### [Provided data]
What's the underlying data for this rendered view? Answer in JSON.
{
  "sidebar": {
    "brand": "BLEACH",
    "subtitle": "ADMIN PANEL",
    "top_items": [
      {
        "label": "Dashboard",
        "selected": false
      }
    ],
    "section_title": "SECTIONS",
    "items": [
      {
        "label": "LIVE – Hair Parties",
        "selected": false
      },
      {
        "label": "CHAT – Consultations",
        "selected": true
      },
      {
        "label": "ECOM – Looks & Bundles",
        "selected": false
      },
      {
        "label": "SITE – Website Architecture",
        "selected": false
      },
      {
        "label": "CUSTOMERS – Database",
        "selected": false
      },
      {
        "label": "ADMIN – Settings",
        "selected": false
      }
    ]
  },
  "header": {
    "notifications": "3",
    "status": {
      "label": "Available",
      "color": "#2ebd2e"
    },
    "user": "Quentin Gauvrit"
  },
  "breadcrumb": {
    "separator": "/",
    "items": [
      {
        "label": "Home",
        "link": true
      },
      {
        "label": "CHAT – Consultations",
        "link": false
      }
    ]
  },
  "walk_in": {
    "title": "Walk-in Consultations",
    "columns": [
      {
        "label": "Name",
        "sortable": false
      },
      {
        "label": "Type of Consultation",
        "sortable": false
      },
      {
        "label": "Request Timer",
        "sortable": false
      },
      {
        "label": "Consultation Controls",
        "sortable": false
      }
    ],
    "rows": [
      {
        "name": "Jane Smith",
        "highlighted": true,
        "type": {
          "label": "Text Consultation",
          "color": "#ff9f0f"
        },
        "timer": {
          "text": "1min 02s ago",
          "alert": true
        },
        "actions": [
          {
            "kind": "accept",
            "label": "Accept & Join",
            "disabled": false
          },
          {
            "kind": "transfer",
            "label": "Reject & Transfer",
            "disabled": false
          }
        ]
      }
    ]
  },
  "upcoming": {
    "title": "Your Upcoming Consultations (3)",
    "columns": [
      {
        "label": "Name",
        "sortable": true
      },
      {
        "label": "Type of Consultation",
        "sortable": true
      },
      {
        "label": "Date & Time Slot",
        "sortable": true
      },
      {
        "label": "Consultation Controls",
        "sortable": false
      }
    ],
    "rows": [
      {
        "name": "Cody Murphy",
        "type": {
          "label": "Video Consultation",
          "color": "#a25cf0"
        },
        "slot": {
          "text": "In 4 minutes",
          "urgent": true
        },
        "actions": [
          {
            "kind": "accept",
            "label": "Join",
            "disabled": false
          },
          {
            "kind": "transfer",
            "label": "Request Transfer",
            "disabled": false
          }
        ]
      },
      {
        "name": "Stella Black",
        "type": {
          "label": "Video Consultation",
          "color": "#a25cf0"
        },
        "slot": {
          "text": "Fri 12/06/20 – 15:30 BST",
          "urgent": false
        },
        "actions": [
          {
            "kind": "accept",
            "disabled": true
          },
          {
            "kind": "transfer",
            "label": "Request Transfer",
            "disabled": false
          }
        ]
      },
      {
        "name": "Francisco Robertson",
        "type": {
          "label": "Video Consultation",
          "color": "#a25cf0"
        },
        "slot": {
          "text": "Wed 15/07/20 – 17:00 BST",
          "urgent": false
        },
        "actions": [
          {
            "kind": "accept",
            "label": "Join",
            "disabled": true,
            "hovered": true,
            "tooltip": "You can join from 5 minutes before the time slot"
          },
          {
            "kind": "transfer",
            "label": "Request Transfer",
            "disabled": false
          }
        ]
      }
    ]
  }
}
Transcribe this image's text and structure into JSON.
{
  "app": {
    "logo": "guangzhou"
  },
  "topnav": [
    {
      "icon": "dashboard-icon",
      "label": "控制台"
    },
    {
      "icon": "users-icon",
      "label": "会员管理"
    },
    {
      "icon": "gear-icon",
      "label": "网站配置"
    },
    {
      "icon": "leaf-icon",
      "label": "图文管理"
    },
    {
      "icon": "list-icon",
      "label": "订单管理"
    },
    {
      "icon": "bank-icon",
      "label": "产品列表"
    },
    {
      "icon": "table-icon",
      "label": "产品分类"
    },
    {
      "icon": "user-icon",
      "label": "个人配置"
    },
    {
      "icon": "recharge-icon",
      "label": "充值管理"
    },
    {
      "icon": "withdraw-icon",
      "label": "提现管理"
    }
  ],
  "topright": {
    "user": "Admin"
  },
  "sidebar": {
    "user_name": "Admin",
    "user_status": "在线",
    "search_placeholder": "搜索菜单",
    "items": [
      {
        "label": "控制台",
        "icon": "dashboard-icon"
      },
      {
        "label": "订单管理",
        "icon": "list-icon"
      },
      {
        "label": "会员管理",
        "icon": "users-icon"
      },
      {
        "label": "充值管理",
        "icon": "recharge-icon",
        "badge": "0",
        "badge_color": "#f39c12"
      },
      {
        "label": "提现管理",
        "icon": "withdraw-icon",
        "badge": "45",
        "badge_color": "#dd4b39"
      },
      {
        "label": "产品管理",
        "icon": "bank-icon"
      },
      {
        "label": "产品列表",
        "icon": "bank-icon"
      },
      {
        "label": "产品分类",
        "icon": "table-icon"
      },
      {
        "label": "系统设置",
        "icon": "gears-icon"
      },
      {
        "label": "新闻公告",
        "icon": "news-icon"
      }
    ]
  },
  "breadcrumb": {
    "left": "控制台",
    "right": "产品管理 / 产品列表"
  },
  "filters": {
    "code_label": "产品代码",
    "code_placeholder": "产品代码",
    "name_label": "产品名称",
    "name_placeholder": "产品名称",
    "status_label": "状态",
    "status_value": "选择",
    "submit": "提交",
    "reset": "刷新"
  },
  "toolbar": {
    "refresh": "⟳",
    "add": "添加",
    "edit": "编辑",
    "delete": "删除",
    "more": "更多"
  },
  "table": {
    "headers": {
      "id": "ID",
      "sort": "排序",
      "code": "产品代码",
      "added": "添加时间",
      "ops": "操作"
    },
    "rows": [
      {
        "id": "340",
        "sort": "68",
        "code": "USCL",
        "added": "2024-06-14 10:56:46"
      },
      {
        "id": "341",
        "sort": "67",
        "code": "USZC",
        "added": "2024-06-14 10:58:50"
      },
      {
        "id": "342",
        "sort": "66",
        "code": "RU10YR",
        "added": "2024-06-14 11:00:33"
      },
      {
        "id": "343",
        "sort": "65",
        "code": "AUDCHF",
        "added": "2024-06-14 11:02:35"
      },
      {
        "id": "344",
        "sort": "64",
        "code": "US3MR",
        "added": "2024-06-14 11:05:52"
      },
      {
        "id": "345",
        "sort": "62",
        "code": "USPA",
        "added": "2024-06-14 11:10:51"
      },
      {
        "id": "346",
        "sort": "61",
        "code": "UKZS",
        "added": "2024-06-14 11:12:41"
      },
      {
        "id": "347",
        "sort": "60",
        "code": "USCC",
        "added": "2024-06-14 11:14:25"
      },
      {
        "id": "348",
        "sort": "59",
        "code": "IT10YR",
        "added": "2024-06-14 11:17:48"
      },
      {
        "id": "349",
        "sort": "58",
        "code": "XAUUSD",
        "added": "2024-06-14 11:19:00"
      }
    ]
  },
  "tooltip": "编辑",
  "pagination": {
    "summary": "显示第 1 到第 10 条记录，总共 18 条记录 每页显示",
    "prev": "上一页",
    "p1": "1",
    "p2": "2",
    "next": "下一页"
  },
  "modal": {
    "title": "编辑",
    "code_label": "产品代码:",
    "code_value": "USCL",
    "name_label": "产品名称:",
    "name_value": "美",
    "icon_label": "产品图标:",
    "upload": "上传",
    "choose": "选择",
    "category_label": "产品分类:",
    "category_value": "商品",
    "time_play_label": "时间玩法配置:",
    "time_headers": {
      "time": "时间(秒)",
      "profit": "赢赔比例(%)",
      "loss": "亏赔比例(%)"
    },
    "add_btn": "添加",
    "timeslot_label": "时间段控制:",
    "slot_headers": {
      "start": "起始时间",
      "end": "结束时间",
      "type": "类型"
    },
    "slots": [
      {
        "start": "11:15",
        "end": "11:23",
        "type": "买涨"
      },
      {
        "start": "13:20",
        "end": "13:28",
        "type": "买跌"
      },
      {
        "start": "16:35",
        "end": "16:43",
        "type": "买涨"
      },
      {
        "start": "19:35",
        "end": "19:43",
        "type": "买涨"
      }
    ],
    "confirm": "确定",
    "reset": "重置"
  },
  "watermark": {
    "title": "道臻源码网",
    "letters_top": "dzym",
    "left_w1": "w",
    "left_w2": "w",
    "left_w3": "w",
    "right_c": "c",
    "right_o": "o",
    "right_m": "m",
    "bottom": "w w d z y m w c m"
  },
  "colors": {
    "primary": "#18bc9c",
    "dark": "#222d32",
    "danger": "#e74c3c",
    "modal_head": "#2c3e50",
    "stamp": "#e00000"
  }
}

### [Set exercise]
List all lines from the entries that include the word "start".

### [Answer to this problem]
      "start": "起始时间",
        "start": "11:15",
        "start": "13:20",
        "start": "16:35",
        "start": "19:35",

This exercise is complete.